● **AIM**:
Say how many lines contain the word "oleh". Only the number should be given.

[Excerpt from a dataset]
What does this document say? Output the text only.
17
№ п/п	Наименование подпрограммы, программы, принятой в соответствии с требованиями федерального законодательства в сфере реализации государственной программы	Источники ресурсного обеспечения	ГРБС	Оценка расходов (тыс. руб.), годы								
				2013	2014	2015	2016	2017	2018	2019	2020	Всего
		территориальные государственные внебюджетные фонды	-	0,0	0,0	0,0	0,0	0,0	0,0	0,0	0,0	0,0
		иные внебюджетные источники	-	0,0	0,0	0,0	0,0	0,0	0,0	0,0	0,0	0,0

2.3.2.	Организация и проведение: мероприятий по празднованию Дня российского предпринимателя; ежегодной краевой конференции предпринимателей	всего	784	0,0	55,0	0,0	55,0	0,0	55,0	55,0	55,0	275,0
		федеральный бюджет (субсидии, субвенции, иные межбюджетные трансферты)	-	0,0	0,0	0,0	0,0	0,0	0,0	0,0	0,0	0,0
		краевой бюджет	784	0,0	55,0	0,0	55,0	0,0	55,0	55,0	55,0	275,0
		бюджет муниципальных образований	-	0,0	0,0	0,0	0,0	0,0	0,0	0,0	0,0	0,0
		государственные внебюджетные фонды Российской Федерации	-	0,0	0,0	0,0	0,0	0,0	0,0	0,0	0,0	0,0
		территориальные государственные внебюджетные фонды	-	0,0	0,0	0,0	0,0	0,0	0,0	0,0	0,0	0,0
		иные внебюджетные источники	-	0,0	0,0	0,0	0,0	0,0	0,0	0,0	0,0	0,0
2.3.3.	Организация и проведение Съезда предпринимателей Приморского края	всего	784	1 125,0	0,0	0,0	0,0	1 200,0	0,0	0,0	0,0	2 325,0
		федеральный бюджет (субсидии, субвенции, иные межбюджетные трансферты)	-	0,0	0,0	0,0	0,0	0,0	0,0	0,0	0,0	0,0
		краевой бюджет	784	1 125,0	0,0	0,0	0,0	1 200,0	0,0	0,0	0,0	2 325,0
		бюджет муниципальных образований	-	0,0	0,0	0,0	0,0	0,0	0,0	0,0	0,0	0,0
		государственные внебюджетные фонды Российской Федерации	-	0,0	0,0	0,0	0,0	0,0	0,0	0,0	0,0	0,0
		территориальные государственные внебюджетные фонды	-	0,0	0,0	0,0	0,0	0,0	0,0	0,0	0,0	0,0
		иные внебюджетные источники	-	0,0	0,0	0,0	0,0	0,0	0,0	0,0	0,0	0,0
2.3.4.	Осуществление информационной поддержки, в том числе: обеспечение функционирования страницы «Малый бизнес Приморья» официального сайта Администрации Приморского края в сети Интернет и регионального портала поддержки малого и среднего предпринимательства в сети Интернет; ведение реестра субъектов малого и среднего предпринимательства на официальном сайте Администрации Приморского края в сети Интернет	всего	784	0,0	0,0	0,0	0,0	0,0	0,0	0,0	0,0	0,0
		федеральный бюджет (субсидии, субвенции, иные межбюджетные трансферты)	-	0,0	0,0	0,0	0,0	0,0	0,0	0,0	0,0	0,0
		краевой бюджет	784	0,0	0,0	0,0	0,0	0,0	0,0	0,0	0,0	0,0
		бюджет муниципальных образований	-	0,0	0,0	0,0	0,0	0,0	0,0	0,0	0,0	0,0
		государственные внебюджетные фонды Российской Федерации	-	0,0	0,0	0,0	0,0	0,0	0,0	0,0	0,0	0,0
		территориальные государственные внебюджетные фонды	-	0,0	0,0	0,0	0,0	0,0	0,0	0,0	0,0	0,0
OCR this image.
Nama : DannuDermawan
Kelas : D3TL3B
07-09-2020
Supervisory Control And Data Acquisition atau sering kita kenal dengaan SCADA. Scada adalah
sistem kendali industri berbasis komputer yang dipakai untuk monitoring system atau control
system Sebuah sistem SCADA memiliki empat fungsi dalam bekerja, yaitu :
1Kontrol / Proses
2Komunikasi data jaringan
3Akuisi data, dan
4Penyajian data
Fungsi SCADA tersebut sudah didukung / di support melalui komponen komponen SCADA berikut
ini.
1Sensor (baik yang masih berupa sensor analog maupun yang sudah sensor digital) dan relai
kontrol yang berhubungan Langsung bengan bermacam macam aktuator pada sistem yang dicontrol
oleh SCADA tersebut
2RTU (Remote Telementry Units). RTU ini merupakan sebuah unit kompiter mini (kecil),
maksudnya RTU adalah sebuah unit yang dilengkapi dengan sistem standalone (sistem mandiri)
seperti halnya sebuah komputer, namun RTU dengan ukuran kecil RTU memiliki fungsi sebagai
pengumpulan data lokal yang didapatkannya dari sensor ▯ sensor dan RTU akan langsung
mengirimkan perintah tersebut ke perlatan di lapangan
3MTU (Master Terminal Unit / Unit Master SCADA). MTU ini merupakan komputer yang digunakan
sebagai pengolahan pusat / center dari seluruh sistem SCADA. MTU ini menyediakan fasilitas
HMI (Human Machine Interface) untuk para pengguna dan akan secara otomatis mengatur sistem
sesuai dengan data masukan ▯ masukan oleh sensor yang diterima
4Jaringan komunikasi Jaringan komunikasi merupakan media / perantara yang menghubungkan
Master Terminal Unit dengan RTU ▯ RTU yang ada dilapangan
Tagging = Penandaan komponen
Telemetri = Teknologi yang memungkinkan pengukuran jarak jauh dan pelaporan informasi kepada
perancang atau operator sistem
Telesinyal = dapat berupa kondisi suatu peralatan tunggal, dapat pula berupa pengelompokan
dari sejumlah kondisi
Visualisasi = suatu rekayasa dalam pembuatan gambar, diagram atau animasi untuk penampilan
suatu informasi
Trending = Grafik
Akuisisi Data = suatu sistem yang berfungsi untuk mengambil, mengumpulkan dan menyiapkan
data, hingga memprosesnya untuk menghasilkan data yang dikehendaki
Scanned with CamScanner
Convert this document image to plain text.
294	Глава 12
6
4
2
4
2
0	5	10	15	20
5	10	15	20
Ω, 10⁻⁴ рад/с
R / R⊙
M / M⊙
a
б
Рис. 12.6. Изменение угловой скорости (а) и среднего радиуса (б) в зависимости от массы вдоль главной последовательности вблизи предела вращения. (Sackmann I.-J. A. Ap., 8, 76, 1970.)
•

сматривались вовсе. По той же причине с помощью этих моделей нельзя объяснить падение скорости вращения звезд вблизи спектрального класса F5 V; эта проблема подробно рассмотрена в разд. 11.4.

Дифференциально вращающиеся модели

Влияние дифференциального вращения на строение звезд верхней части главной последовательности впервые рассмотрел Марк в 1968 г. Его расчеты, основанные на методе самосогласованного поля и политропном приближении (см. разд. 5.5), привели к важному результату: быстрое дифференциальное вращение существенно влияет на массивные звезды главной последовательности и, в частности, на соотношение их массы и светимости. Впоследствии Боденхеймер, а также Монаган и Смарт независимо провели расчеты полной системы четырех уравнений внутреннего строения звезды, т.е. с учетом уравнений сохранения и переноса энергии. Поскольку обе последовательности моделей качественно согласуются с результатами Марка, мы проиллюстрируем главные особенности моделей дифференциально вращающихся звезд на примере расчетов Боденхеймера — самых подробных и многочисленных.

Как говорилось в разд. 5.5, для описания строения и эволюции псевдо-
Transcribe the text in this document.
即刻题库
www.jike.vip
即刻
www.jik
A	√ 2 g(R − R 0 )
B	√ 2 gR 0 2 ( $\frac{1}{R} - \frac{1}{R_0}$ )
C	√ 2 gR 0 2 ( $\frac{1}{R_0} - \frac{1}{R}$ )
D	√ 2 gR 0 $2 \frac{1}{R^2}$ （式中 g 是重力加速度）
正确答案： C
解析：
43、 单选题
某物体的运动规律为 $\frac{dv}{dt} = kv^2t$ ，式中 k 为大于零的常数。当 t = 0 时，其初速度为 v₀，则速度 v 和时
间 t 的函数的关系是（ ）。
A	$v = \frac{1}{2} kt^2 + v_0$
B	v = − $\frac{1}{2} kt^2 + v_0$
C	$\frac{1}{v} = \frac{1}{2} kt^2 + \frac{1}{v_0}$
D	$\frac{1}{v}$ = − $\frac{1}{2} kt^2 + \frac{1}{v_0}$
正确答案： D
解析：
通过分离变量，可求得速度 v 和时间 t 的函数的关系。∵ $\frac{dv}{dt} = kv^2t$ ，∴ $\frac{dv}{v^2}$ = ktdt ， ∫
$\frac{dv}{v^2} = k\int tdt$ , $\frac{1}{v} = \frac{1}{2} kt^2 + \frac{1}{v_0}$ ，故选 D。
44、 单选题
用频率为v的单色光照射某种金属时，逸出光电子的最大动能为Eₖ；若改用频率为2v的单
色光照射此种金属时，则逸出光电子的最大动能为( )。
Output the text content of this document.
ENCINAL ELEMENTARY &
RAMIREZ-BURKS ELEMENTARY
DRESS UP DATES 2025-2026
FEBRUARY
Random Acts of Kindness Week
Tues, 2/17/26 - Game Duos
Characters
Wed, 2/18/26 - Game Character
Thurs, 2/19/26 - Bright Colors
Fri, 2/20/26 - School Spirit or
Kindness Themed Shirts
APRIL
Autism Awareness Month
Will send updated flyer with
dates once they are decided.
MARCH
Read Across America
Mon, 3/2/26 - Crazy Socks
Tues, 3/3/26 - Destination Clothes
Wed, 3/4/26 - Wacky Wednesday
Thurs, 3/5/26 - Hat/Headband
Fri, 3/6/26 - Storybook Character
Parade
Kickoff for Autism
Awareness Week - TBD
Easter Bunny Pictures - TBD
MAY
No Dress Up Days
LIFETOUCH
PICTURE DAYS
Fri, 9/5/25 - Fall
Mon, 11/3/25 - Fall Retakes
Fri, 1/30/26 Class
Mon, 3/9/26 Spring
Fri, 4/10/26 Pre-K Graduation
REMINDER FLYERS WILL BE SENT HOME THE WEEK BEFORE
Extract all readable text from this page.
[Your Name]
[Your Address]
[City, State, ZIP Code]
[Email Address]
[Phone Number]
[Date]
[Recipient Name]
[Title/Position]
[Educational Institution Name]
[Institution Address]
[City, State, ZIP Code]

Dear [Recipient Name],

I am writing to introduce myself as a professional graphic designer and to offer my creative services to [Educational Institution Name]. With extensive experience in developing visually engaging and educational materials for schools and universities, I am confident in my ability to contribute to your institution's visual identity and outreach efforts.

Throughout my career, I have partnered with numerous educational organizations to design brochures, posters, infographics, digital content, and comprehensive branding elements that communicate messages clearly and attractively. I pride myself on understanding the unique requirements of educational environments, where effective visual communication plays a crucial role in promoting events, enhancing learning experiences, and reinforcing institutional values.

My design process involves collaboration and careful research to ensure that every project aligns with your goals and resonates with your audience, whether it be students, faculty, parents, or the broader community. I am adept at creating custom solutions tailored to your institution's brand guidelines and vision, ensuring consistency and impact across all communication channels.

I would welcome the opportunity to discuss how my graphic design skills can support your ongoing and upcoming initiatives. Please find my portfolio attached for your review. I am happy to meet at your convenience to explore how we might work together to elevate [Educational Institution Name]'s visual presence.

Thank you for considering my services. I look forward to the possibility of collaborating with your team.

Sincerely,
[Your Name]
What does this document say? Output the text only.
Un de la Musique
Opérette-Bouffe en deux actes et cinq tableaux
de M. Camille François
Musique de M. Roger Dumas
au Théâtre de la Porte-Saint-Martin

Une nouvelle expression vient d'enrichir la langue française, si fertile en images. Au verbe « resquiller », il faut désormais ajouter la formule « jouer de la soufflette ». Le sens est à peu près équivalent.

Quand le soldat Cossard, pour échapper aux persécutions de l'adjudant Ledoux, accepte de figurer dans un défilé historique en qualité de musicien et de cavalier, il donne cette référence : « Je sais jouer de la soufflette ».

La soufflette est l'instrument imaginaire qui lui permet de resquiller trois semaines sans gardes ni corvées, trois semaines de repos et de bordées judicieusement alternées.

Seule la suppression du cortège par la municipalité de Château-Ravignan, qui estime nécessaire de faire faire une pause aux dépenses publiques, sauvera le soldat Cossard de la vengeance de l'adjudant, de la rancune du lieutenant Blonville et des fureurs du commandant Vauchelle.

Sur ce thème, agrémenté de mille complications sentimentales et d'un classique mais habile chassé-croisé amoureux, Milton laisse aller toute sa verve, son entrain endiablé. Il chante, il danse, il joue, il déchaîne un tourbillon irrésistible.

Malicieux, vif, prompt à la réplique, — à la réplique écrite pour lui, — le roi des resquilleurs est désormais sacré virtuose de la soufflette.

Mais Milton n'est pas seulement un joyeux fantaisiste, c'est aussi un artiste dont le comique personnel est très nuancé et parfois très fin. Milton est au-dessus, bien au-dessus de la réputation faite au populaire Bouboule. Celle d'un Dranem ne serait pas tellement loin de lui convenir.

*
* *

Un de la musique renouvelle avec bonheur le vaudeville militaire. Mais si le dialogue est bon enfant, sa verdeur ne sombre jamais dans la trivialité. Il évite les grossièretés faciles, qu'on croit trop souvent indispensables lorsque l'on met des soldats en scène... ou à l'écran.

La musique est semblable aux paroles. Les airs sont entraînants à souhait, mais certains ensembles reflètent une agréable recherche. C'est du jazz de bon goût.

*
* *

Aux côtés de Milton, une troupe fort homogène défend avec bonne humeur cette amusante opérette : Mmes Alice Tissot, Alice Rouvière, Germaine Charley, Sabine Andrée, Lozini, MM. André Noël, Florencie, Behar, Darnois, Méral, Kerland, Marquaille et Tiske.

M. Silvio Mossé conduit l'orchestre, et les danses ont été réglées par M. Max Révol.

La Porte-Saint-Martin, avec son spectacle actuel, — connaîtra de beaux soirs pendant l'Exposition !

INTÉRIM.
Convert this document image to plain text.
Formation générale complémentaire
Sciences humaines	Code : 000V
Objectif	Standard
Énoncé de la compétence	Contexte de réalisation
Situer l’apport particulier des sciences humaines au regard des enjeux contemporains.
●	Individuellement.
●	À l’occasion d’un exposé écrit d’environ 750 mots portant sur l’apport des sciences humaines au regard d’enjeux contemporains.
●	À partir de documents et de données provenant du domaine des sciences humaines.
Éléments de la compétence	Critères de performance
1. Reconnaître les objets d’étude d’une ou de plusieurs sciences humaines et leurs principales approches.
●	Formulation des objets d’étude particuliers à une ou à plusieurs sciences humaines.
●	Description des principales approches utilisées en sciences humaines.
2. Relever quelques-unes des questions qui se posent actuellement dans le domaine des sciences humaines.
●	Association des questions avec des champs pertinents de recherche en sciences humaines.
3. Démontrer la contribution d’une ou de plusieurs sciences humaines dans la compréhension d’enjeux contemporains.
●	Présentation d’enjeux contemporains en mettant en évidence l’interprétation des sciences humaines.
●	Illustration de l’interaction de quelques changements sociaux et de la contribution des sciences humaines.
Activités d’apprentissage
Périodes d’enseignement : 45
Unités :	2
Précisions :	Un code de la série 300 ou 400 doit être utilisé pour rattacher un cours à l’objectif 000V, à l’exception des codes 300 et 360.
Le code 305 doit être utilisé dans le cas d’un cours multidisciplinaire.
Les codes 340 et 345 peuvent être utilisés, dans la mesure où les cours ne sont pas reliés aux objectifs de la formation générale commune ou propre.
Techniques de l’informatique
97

● **RESPONSE TO THIS EXERCISE**:
2